Document text

Mark Webster of MW Performance is a happy man after his 1973 Yamaha TX 650 Street Tracker earned him top honors in the Motorcyclist's Retro Mod Class.
Mike Belland of A1 Cycles and his wife stand next to 'Janet,' a unique stretched Pro Street drag bike with a 140 cubic-inch engine bolstered by both nitrous and turbo.
Dual 30mm Mikuni carbs and revamped ignition coils complete the overhaul. Iacona moved the oil cooler behind the motorcycle’s cool front number plate which houses the small, high intensity headlight. He also converted the stock ’96 XL frame into a hardtail, and its tail section does double time as the rear fender. The dual split tanks are accented with aluminum backing plates and he used the same form from the gas tanks to design the tail so it matched the lines along the bike’s backbone. Raw and industrial, Iacona reinvented the 1996 XL, injecting it with a racy pedigree including the addition of rearsets, a steering damper, and café racer-style bars.

Information supplied
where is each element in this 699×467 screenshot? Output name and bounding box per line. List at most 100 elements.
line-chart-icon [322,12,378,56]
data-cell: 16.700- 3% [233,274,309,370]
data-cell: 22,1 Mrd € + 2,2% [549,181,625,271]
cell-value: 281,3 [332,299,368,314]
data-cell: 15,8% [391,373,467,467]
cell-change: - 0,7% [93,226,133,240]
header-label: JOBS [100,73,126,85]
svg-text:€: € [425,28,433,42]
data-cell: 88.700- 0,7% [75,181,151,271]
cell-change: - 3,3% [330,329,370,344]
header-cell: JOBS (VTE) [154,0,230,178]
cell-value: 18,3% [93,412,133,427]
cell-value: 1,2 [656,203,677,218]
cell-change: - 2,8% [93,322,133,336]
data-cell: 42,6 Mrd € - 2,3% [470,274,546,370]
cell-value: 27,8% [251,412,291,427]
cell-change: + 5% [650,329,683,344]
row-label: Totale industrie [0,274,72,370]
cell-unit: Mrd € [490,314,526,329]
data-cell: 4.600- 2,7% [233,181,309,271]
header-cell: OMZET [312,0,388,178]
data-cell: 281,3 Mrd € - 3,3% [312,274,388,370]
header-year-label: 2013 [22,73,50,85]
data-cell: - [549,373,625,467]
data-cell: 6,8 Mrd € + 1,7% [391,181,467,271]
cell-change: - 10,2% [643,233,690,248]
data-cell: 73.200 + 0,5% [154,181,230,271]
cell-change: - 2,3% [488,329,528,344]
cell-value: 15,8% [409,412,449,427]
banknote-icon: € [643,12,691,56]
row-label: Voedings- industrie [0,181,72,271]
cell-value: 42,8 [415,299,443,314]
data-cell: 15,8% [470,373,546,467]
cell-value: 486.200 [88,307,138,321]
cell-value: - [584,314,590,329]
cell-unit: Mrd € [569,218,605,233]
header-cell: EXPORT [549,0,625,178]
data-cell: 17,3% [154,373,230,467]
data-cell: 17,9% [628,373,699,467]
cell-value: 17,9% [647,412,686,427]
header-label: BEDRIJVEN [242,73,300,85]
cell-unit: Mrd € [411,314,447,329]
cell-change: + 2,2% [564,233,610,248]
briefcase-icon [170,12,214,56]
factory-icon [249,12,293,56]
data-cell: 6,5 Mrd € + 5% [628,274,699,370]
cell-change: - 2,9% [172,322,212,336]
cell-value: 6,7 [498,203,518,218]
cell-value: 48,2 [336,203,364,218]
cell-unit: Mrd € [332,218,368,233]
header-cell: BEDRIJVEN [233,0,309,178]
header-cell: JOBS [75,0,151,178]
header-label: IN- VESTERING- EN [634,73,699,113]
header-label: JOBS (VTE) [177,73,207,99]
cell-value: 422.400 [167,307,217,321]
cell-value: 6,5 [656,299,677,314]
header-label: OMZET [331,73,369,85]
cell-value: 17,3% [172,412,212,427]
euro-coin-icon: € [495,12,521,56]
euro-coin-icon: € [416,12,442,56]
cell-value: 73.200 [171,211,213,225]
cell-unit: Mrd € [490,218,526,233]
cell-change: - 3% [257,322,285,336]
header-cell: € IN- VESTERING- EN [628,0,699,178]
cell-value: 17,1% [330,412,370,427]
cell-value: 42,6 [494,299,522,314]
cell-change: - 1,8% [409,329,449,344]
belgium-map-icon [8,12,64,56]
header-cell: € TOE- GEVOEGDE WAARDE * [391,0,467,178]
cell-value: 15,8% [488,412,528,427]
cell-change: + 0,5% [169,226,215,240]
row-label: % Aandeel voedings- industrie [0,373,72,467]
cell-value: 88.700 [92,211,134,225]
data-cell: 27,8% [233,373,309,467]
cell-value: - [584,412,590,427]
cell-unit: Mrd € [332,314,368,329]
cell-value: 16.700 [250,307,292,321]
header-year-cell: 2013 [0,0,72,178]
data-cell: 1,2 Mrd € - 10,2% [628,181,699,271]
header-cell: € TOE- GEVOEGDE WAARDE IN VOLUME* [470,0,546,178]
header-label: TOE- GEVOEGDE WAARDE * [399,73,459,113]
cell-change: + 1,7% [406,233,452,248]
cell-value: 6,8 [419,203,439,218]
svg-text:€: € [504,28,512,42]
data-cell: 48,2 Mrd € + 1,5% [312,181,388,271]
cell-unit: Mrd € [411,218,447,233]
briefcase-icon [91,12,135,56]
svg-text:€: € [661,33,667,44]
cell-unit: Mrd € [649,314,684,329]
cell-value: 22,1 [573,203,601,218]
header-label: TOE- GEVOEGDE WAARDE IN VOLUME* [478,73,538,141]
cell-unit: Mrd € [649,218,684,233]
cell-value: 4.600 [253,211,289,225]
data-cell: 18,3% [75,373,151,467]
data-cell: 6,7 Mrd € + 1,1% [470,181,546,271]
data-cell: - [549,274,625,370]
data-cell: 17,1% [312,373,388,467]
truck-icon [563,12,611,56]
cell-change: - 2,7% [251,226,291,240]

Exercise tasks
**1.** Reproduce the part of the custom motorcycle text that begins at the words "Mark Webster of" and stops after "nitrous and turbo.".
**2.** Write the next part of the custom motorcycle text, picking up after its last sentence.

Results for the exercise
**1.**
Mark Webster of MW Performance is a happy man after his 1973 Yamaha TX 650 Street Tracker earned him top honors in the Motorcyclist's Retro Mod Class.
Mike Belland of A1 Cycles and his wife stand next to 'Janet,' a unique stretched Pro Street drag bike with a 140 cubic-inch engine bolstered by both nitrous and turbo.

**2.**
Mark Webster of MW Performance is a happy man after his 1973 Yamaha
TX 650 “Street Tracker” rode away with the $2000 cash prize in Motorcyclist’s Retro Mod Class. Webster built up the Yamaha 650 engine by porting the heads, adding stainless steel valves, R&D springs, a Mega Cycle 20.0 cam and a Boyer Brandson Ignition to go along with a competition clutch. He chopped and lightened the “Street Tracker” frame, switched to a Radian swingarm and added KYB piggyback shocks. Akront wheels keep the build light and the rear features a Barnes-style quick change hub. Clean and fast, Webster’s upgraded 1973 Yamaha beat out a strong competitor in the form of BlackSmith Motoring Company’s “El Vaquero,” a heavily modified 1977 Gold Wing
GL 1000 with a big bore kit, supercharger, and beautiful engraving by Eazy Garcia.
The final prize of the Ultimate Builder Grand National Championships in Daytona went to Mike Belland of A1 Cycles in the Super Streetbike Performance Custom Class for “Janet,” a unique stretched Pro Street motorcycle. Belland’s build looks like a drag strip dominator, from its 140 cubic-inch engine with both turbo and nitrous to its custom-made Pro Street chassis. He hand-built the stretched tail section to match the stretch of the bike’s Hayabusa swingarm. An open belt primary links to a long chain to get the meaty rear wheel spinning. The front end and tank have also been custom made, giving this bike plenty of ass-kickin’ character. “Janet” earned Belland and A1 Cycles top honors among his contemporaries to go along with a $2000 pay day.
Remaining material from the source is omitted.